— start of Materials provided —

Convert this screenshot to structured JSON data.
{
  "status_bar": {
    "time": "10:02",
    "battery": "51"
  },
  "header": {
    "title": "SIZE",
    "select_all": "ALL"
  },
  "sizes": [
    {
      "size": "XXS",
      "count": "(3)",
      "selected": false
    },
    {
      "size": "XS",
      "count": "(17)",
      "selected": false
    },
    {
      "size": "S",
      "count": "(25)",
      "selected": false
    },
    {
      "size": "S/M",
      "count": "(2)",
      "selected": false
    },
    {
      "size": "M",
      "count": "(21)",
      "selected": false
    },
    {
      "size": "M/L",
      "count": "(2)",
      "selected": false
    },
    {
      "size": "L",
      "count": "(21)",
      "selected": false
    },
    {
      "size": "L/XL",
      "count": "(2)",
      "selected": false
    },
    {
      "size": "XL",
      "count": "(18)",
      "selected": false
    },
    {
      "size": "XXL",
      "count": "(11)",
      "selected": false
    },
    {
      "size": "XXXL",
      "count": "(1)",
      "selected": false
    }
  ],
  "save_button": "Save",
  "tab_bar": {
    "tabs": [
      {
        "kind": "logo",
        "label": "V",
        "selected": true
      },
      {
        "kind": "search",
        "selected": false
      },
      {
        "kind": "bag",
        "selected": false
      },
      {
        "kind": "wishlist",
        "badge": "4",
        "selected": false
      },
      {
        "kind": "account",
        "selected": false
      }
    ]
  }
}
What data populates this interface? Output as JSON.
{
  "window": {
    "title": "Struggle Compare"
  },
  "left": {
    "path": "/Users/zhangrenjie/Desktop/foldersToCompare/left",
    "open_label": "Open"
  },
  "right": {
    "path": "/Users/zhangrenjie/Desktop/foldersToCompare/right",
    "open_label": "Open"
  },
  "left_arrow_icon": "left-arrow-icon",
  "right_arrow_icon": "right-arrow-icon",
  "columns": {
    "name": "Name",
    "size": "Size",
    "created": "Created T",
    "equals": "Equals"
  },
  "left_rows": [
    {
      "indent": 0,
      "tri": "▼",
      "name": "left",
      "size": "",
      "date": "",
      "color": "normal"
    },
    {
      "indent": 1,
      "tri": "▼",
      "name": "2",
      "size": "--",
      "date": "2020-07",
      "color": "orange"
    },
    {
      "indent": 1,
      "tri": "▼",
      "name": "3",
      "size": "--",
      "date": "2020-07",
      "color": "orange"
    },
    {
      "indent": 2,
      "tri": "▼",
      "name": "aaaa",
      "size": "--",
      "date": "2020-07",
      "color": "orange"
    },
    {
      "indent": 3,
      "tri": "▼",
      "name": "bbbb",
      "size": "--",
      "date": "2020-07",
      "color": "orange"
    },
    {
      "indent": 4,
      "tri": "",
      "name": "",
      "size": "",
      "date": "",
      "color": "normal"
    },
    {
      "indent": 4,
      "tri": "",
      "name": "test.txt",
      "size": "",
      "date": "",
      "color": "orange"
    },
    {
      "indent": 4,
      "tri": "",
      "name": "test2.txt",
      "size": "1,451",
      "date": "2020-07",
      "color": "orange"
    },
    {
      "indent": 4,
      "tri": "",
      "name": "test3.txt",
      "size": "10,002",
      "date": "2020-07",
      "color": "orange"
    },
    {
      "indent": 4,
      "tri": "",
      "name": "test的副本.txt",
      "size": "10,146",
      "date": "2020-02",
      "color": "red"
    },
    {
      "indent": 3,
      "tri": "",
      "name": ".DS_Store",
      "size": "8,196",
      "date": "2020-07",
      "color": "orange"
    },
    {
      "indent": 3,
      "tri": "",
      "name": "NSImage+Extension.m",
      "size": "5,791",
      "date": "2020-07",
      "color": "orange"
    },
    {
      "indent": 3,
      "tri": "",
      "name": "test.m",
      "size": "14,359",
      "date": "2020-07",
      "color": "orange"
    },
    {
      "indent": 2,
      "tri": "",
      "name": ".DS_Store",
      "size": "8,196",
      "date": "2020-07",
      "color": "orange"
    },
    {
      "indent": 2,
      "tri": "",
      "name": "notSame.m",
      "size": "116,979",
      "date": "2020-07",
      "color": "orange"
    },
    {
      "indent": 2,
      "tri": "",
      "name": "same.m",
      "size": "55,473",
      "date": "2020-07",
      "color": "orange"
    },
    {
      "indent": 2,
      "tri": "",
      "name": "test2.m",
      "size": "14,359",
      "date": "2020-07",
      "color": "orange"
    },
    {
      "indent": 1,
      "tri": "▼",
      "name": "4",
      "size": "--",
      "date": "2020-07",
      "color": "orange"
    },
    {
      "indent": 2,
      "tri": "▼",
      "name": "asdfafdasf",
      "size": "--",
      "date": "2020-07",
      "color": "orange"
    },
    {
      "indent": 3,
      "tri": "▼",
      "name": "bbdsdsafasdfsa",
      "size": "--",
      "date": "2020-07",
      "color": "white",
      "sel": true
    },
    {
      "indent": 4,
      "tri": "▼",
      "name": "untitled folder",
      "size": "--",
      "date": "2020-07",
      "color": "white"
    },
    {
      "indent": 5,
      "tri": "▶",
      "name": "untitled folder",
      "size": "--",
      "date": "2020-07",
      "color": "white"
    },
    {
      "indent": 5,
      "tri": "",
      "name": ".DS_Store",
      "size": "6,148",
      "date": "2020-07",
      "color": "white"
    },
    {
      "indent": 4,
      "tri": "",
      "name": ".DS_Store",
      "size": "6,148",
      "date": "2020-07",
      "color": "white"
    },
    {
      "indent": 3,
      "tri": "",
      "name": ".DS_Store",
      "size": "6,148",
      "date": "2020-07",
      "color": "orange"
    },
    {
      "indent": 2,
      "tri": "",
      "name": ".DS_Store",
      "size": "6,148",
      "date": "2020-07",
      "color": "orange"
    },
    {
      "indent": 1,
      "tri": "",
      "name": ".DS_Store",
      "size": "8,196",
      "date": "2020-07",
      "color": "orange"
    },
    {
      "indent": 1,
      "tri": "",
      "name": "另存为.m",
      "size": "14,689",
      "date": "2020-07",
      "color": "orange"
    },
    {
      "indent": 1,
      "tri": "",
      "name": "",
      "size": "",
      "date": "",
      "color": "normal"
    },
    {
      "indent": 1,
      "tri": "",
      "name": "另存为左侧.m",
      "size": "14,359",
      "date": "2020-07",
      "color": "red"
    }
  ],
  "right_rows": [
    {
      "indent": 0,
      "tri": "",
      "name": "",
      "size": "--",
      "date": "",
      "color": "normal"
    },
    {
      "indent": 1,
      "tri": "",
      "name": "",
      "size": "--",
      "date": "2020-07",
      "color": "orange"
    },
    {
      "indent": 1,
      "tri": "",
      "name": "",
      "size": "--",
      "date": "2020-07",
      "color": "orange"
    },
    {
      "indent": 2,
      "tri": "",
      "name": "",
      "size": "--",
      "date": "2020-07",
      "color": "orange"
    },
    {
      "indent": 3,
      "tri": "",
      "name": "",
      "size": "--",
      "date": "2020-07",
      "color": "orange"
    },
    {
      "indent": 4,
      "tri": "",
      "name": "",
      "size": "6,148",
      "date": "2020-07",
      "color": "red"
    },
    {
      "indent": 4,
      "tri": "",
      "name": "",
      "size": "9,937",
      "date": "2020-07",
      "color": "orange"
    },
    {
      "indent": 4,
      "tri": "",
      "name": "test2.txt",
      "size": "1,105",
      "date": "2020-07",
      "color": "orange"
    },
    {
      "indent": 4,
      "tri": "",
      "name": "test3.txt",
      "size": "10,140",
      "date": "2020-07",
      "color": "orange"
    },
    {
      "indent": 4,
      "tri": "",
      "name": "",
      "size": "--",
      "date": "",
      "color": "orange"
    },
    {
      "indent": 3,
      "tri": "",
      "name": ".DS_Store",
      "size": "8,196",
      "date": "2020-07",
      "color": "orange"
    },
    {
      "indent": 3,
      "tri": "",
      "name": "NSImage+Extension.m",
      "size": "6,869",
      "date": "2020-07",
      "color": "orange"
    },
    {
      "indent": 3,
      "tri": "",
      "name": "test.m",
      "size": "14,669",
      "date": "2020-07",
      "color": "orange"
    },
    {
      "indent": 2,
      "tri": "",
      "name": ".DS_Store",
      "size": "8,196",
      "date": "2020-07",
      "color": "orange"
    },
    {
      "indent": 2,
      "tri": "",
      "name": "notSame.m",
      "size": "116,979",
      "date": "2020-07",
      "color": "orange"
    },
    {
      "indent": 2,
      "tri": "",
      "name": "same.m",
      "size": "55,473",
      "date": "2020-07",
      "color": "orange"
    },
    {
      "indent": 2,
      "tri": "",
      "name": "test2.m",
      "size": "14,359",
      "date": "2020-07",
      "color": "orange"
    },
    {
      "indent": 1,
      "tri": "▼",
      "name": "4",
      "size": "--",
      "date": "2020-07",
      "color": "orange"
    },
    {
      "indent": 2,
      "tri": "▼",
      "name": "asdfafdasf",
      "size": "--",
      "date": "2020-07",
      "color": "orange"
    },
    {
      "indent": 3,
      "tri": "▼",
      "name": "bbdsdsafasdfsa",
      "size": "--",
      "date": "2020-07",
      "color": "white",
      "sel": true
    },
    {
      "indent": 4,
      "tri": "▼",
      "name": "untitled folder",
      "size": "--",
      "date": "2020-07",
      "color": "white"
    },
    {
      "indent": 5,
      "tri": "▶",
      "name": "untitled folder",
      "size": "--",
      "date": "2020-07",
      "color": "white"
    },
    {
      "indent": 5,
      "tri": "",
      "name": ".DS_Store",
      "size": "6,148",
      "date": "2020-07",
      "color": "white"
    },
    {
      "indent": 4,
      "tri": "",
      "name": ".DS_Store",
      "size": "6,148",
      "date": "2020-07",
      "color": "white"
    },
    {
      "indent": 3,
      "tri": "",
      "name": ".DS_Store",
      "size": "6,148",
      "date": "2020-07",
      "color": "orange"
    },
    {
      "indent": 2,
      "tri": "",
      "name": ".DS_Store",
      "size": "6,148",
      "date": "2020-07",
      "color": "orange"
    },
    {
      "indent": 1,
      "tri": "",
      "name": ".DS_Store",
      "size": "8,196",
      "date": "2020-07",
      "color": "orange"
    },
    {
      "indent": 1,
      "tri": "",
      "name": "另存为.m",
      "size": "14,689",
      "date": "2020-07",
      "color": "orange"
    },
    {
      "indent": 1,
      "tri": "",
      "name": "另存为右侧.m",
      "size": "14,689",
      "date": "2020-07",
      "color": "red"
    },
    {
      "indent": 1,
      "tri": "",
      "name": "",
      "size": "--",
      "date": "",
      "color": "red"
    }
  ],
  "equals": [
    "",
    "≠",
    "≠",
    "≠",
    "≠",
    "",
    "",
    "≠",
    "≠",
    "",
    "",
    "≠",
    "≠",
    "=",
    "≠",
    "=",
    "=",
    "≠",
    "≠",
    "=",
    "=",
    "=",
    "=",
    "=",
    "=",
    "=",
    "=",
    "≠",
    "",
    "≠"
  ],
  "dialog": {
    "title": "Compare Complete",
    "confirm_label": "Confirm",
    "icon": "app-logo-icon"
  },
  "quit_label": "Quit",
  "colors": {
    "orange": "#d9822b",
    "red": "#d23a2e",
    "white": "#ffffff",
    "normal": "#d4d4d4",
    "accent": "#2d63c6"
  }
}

— end of Materials provided —

Copy each line of the records above that carries the word "data".

• **Finished answer**
Convert this screenshot to structured JSON data.
What data populates this interface? Output as JSON.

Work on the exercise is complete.